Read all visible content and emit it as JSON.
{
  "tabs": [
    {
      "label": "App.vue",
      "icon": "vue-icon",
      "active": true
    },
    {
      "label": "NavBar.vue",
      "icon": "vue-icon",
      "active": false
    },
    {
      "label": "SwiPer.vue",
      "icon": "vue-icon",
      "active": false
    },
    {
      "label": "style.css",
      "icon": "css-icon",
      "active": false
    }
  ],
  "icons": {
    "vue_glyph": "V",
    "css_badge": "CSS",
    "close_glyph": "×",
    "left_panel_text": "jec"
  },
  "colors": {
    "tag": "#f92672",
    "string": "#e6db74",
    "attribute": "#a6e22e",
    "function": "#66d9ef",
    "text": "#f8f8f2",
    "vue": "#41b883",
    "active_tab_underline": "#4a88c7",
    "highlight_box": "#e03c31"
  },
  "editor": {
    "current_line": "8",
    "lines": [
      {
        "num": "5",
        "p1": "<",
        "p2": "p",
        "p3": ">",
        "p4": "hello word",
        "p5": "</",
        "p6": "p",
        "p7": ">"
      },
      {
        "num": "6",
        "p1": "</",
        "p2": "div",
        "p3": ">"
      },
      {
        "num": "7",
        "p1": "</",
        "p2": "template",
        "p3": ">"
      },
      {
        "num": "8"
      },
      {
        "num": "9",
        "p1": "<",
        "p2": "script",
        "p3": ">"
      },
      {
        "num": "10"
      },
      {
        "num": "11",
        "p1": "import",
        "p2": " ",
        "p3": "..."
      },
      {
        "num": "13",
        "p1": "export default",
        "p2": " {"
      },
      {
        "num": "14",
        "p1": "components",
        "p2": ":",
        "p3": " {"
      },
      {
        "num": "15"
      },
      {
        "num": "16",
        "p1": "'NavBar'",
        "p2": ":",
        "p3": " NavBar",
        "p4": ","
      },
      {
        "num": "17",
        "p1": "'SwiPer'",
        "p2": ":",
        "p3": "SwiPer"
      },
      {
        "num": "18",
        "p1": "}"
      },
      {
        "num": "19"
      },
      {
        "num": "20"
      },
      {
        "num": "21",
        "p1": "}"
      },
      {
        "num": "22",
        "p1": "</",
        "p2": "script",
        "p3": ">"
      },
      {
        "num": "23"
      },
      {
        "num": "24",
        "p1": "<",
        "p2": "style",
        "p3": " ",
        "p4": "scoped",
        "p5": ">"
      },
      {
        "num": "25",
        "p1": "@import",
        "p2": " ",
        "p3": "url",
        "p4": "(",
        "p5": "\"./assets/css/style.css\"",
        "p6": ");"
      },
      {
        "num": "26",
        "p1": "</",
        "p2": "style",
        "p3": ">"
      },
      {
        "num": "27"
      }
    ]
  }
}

----------

--- TASK PROMPT ---
In the records above, find the lines containing "style" and copy them.

--- RESPONSE TO THE EXERCISE ---
      "label": "style.css",
        "p2": "style",
        "p5": "\"./assets/css/style.css\"",
        "p2": "style",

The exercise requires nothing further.